- Written exercise: Quote, without change, all of the lines that follow.

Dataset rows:
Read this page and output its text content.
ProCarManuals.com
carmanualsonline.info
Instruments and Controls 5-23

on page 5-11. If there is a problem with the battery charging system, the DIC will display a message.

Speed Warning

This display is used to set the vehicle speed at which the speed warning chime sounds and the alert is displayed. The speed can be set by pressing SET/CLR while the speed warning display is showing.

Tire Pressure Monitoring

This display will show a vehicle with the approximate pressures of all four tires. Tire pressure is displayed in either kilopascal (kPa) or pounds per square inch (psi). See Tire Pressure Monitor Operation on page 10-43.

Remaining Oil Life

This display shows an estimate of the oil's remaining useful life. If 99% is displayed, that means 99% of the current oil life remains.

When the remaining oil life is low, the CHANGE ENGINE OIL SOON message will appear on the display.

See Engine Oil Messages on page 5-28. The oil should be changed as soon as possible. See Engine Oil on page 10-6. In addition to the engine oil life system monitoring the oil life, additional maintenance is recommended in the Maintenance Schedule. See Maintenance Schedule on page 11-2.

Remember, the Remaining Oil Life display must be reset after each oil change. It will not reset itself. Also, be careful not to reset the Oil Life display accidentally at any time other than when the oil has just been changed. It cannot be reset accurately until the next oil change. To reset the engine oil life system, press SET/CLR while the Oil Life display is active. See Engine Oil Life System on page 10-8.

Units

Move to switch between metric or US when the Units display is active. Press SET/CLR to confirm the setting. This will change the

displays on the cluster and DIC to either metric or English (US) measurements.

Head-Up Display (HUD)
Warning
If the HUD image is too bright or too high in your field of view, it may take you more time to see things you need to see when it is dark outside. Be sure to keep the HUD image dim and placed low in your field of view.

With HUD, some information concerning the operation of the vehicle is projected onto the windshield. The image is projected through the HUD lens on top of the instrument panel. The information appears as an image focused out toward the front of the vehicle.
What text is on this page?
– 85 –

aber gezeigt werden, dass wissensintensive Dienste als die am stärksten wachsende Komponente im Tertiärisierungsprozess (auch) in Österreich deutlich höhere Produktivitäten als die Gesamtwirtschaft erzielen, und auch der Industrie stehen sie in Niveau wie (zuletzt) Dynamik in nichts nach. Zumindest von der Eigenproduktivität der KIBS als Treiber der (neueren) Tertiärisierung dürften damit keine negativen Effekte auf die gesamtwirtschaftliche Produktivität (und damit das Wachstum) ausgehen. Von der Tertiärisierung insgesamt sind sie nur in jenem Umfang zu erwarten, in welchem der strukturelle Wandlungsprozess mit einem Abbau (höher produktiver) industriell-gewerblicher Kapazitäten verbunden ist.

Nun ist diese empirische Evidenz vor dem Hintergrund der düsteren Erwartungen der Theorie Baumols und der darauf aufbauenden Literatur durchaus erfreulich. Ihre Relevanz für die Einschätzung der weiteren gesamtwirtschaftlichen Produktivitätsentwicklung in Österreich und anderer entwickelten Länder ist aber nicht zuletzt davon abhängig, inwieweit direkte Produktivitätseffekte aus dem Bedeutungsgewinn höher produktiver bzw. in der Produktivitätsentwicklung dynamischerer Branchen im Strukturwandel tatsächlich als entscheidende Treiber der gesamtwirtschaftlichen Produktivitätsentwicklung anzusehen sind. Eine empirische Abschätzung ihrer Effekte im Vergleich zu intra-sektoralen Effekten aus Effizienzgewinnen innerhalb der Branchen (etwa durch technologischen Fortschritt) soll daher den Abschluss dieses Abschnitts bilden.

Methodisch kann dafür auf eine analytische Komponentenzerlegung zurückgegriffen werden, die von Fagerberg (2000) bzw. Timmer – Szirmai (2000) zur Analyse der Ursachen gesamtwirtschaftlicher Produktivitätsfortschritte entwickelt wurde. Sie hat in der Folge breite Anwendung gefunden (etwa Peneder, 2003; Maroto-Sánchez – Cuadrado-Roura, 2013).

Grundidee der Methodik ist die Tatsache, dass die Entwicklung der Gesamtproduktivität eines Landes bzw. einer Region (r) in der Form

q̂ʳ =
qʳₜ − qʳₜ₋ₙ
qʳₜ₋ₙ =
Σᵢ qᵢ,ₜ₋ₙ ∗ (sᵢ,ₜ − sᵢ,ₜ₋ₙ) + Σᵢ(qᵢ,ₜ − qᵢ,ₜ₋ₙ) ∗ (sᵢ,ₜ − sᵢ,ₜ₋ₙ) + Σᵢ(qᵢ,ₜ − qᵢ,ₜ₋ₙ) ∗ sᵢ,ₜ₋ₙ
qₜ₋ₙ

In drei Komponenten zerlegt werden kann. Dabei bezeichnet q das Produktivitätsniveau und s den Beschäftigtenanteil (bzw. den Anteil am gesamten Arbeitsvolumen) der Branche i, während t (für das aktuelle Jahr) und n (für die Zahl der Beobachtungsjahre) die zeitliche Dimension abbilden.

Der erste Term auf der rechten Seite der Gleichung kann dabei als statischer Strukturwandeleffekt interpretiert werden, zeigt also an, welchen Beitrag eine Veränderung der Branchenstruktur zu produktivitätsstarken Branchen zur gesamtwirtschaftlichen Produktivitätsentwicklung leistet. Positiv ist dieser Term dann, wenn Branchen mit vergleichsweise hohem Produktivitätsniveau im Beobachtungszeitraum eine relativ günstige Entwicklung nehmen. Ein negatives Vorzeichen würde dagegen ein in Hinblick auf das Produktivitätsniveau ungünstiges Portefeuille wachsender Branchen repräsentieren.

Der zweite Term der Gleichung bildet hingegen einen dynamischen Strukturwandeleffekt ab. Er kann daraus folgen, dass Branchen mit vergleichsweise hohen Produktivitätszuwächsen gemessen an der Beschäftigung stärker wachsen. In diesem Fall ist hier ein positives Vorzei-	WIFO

- Answer for this exercise:
Read this page and output its text content.
ProCarManuals.com
carmanualsonline.info
Instruments and Controls 5-23

on page 5-11. If there is a problem with the battery charging system, the DIC will display a message.

Speed Warning

This display is used to set the vehicle speed at which the speed warning chime sounds and the alert is displayed. The speed can be set by pressing SET/CLR while the speed warning display is showing.

Tire Pressure Monitoring

This display will show a vehicle with the approximate pressures of all four tires. Tire pressure is displayed in either kilopascal (kPa) or pounds per square inch (psi). See Tire Pressure Monitor Operation on page 10-43.

Remaining Oil Life

This display shows an estimate of the oil's remaining useful life. If 99% is displayed, that means 99% of the current oil life remains.

When the remaining oil life is low, the CHANGE ENGINE OIL SOON message will appear on the display.

See Engine Oil Messages on page 5-28. The oil should be changed as soon as possible. See Engine Oil on page 10-6. In addition to the engine oil life system monitoring the oil life, additional maintenance is recommended in the Maintenance Schedule. See Maintenance Schedule on page 11-2.

Remember, the Remaining Oil Life display must be reset after each oil change. It will not reset itself. Also, be careful not to reset the Oil Life display accidentally at any time other than when the oil has just been changed. It cannot be reset accurately until the next oil change. To reset the engine oil life system, press SET/CLR while the Oil Life display is active. See Engine Oil Life System on page 10-8.

Units

Move to switch between metric or US when the Units display is active. Press SET/CLR to confirm the setting. This will change the

displays on the cluster and DIC to either metric or English (US) measurements.

Head-Up Display (HUD)
Warning
If the HUD image is too bright or too high in your field of view, it may take you more time to see things you need to see when it is dark outside. Be sure to keep the HUD image dim and placed low in your field of view.

With HUD, some information concerning the operation of the vehicle is projected onto the windshield. The image is projected through the HUD lens on top of the instrument panel. The information appears as an image focused out toward the front of the vehicle.
What text is on this page?
– 85 –

aber gezeigt werden, dass wissensintensive Dienste als die am stärksten wachsende Komponente im Tertiärisierungsprozess (auch) in Österreich deutlich höhere Produktivitäten als die Gesamtwirtschaft erzielen, und auch der Industrie stehen sie in Niveau wie (zuletzt) Dynamik in nichts nach. Zumindest von der Eigenproduktivität der KIBS als Treiber der (neueren) Tertiärisierung dürften damit keine negativen Effekte auf die gesamtwirtschaftliche Produktivität (und damit das Wachstum) ausgehen. Von der Tertiärisierung insgesamt sind sie nur in jenem Umfang zu erwarten, in welchem der strukturelle Wandlungsprozess mit einem Abbau (höher produktiver) industriell-gewerblicher Kapazitäten verbunden ist.

Nun ist diese empirische Evidenz vor dem Hintergrund der düsteren Erwartungen der Theorie Baumols und der darauf aufbauenden Literatur durchaus erfreulich. Ihre Relevanz für die Einschätzung der weiteren gesamtwirtschaftlichen Produktivitätsentwicklung in Österreich und anderer entwickelten Länder ist aber nicht zuletzt davon abhängig, inwieweit direkte Produktivitätseffekte aus dem Bedeutungsgewinn höher produktiver bzw. in der Produktivitätsentwicklung dynamischerer Branchen im Strukturwandel tatsächlich als entscheidende Treiber der gesamtwirtschaftlichen Produktivitätsentwicklung anzusehen sind. Eine empirische Abschätzung ihrer Effekte im Vergleich zu intra-sektoralen Effekten aus Effizienzgewinnen innerhalb der Branchen (etwa durch technologischen Fortschritt) soll daher den Abschluss dieses Abschnitts bilden.

Methodisch kann dafür auf eine analytische Komponentenzerlegung zurückgegriffen werden, die von Fagerberg (2000) bzw. Timmer – Szirmai (2000) zur Analyse der Ursachen gesamtwirtschaftlicher Produktivitätsfortschritte entwickelt wurde. Sie hat in der Folge breite Anwendung gefunden (etwa Peneder, 2003; Maroto-Sánchez – Cuadrado-Roura, 2013).

Grundidee der Methodik ist die Tatsache, dass die Entwicklung der Gesamtproduktivität eines Landes bzw. einer Region (r) in der Form

q̂ʳ =
qʳₜ − qʳₜ₋ₙ
qʳₜ₋ₙ =
Σᵢ qᵢ,ₜ₋ₙ ∗ (sᵢ,ₜ − sᵢ,ₜ₋ₙ) + Σᵢ(qᵢ,ₜ − qᵢ,ₜ₋ₙ) ∗ (sᵢ,ₜ − sᵢ,ₜ₋ₙ) + Σᵢ(qᵢ,ₜ − qᵢ,ₜ₋ₙ) ∗ sᵢ,ₜ₋ₙ
qₜ₋ₙ

In drei Komponenten zerlegt werden kann. Dabei bezeichnet q das Produktivitätsniveau und s den Beschäftigtenanteil (bzw. den Anteil am gesamten Arbeitsvolumen) der Branche i, während t (für das aktuelle Jahr) und n (für die Zahl der Beobachtungsjahre) die zeitliche Dimension abbilden.

Der erste Term auf der rechten Seite der Gleichung kann dabei als statischer Strukturwandeleffekt interpretiert werden, zeigt also an, welchen Beitrag eine Veränderung der Branchenstruktur zu produktivitätsstarken Branchen zur gesamtwirtschaftlichen Produktivitätsentwicklung leistet. Positiv ist dieser Term dann, wenn Branchen mit vergleichsweise hohem Produktivitätsniveau im Beobachtungszeitraum eine relativ günstige Entwicklung nehmen. Ein negatives Vorzeichen würde dagegen ein in Hinblick auf das Produktivitätsniveau ungünstiges Portefeuille wachsender Branchen repräsentieren.

Der zweite Term der Gleichung bildet hingegen einen dynamischen Strukturwandeleffekt ab. Er kann daraus folgen, dass Branchen mit vergleichsweise hohen Produktivitätszuwächsen gemessen an der Beschäftigung stärker wachsen. In diesem Fall ist hier ein positives Vorzei-	WIFO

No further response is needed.